*Request:* For every line in the records that has the word "name", make a copy.
################
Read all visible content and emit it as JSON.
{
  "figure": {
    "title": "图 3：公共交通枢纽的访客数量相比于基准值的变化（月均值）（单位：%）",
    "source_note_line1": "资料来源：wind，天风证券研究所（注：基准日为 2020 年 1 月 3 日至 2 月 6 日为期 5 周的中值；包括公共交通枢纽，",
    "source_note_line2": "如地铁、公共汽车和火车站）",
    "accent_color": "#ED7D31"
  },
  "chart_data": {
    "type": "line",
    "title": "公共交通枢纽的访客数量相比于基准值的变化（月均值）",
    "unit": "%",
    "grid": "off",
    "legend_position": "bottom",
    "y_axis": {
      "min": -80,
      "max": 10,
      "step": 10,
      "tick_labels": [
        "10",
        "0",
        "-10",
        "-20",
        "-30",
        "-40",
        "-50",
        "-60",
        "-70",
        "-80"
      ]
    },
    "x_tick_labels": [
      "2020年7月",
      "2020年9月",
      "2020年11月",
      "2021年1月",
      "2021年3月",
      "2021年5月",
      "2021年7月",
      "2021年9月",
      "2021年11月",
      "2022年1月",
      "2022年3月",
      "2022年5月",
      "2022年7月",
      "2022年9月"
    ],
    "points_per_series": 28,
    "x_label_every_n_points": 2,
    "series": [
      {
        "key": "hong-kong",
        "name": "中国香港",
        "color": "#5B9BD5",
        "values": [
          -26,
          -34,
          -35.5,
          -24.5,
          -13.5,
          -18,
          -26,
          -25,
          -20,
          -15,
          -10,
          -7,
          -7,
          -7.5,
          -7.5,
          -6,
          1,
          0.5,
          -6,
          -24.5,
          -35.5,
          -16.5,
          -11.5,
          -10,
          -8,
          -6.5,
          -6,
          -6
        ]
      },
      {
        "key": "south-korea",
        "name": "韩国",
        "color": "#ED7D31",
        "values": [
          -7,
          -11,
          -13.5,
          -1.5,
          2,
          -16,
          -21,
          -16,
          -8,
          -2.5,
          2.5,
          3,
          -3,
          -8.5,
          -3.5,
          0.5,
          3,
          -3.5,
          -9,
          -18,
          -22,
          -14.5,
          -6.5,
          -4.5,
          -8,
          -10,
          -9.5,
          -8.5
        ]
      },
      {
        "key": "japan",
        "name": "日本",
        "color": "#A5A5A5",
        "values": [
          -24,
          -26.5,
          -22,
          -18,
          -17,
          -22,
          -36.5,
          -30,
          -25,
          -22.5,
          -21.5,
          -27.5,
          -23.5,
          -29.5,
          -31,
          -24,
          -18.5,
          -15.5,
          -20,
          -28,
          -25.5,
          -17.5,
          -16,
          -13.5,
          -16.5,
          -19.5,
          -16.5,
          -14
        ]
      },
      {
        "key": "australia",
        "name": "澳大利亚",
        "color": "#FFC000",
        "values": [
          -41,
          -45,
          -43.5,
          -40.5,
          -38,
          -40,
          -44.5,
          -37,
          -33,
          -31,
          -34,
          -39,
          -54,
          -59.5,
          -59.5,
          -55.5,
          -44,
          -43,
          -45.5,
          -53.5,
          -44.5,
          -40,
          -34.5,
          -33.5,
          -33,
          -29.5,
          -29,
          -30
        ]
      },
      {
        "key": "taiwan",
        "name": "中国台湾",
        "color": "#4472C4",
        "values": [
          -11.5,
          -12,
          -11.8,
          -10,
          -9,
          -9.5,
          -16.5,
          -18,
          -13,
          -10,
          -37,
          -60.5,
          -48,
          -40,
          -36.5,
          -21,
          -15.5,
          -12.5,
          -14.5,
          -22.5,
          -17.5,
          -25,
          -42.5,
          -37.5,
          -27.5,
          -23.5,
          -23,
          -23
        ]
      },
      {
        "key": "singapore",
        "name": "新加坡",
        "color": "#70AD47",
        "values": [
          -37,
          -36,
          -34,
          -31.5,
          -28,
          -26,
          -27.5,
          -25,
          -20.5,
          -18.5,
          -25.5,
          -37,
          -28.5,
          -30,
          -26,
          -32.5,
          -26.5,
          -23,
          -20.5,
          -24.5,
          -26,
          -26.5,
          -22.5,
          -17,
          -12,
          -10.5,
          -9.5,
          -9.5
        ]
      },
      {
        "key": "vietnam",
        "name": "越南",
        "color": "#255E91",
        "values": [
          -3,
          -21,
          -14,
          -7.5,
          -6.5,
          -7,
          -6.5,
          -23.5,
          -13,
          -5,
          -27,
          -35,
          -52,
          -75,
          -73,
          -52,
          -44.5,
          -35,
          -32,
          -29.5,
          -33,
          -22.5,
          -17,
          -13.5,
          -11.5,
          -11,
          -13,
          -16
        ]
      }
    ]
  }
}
################
*Complete answer:*
        "name": "中国香港",
        "name": "韩国",
        "name": "日本",
        "name": "澳大利亚",
        "name": "中国台湾",
        "name": "新加坡",
        "name": "越南",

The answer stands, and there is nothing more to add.